#### RECORDS SHOWN ####
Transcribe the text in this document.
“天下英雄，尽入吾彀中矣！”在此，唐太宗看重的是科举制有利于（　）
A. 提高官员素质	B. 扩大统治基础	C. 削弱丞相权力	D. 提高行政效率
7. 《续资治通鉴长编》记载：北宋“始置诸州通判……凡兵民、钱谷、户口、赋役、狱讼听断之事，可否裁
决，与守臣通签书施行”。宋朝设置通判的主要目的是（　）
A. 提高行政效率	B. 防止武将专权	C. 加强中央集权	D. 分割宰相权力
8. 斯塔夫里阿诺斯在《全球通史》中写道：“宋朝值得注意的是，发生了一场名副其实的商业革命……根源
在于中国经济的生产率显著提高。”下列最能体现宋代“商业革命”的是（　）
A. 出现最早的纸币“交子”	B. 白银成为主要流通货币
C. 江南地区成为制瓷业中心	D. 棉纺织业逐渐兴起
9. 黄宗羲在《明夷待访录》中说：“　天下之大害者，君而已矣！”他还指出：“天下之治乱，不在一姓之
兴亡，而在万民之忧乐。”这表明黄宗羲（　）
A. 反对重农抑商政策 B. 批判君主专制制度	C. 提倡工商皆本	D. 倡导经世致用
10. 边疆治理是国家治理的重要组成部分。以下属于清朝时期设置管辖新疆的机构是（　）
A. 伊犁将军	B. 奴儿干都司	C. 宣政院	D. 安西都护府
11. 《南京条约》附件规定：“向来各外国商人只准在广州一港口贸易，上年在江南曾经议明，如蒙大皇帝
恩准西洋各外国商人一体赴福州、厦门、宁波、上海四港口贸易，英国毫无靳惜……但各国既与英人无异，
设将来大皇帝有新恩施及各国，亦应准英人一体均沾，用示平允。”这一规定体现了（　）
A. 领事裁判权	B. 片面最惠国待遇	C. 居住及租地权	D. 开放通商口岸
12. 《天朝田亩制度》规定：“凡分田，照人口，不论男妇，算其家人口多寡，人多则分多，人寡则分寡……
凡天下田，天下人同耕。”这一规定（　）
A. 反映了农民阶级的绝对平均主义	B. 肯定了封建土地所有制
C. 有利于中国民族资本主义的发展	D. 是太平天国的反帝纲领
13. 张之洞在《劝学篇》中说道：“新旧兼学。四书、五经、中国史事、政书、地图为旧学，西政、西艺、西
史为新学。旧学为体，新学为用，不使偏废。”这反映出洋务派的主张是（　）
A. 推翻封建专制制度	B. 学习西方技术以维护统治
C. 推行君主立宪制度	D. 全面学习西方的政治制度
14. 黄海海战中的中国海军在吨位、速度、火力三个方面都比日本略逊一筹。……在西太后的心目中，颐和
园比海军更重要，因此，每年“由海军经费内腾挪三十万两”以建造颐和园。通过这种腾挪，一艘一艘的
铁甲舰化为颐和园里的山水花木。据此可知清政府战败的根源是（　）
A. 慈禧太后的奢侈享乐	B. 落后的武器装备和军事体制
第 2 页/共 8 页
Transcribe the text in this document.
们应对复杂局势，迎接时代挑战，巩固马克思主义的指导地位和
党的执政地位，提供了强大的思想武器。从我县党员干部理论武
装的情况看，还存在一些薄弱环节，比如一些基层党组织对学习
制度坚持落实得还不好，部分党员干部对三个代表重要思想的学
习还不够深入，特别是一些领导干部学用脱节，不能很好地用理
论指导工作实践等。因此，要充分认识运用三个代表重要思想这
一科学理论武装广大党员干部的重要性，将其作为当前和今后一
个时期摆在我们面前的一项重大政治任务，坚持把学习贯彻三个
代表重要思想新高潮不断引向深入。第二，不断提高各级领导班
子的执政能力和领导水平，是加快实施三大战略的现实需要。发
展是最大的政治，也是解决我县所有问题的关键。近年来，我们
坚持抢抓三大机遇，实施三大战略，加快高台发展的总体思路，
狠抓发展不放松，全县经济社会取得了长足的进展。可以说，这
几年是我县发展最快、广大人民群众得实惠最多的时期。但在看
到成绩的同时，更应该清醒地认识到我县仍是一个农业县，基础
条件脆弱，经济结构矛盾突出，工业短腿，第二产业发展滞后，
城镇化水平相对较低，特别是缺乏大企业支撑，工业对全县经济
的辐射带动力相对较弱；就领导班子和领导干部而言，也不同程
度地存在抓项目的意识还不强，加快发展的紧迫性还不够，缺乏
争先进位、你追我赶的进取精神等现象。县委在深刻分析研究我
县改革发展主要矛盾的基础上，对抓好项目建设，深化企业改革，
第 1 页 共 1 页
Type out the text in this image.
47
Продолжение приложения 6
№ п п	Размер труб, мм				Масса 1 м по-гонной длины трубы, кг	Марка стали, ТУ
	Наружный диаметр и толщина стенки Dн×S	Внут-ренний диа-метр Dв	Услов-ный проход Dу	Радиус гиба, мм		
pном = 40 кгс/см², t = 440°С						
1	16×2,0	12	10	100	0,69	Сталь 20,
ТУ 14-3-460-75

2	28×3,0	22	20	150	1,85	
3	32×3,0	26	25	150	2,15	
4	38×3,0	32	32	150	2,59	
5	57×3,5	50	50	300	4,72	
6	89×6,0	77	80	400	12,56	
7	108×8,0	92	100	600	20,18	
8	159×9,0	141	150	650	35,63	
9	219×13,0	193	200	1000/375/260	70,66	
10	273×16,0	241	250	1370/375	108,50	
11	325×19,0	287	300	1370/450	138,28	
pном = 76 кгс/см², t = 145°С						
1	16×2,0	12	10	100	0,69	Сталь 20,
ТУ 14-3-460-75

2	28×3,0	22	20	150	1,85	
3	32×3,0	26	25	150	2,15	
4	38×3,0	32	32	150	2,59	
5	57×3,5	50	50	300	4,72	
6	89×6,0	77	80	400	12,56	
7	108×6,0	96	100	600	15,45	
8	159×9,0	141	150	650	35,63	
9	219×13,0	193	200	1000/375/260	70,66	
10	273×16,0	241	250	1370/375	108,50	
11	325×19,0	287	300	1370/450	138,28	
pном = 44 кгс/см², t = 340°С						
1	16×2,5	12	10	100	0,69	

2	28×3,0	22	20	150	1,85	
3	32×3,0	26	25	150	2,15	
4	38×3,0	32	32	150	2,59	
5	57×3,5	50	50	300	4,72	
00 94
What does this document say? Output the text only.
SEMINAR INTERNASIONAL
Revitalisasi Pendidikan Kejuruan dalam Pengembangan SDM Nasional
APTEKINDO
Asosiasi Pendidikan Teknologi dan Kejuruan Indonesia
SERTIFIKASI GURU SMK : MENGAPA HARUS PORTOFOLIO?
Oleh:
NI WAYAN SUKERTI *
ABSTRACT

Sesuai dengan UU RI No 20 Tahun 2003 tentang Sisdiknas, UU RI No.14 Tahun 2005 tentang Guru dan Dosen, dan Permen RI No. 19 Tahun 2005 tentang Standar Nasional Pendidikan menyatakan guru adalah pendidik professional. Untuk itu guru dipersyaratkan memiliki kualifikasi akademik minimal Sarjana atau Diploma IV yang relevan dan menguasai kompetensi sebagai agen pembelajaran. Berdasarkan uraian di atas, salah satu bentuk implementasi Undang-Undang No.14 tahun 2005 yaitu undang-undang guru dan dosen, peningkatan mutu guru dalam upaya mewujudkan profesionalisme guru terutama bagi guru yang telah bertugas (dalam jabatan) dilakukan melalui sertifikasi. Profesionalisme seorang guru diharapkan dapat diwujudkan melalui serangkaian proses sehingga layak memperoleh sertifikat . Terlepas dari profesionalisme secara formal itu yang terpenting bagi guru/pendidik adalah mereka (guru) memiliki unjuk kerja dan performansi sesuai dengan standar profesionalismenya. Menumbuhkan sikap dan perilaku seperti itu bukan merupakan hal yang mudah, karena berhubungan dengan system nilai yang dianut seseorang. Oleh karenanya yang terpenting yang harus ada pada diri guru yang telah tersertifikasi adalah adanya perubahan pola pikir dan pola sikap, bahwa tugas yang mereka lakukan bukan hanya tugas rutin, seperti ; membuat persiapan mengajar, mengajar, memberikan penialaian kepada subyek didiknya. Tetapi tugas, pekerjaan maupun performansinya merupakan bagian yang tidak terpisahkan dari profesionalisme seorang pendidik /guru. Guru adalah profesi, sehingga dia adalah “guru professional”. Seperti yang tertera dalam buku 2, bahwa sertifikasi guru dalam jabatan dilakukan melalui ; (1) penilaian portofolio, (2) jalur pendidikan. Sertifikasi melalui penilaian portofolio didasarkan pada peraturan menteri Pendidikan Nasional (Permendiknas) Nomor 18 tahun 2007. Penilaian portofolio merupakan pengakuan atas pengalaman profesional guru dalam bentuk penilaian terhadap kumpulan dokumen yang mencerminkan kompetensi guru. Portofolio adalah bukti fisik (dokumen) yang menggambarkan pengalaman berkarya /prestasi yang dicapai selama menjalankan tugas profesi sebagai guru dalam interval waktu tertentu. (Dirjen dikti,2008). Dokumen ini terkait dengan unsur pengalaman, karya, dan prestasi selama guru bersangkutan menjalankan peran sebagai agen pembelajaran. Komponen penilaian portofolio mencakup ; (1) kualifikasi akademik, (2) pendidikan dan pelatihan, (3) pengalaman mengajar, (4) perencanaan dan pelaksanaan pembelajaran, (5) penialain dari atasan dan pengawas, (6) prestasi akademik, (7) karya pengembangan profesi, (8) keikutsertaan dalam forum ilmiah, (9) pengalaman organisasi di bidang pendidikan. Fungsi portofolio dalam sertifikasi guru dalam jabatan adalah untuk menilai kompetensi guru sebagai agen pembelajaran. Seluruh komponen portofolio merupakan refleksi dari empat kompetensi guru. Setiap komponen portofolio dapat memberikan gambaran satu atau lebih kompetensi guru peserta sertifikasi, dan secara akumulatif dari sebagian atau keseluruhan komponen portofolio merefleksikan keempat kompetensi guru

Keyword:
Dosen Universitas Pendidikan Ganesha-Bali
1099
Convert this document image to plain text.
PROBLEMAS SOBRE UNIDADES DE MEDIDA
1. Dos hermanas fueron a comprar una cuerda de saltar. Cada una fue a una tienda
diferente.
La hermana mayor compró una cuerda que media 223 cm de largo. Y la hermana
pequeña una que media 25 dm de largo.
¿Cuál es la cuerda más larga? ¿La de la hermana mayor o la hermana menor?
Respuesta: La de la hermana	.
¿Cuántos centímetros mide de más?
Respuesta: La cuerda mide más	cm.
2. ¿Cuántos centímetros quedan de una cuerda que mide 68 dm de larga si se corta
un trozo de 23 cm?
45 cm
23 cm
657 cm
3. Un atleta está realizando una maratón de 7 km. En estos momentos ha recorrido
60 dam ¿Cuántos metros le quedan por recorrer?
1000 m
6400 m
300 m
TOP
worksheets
####
» **GIVEN INSTRUCTION**
Pull out all lines in the data above that include "text".

» **RESPONSE**
Transcribe the text in this document.
Transcribe the text in this document.
Type out the text in this image.
What does this document say? Output the text only.
Convert this document image to plain text.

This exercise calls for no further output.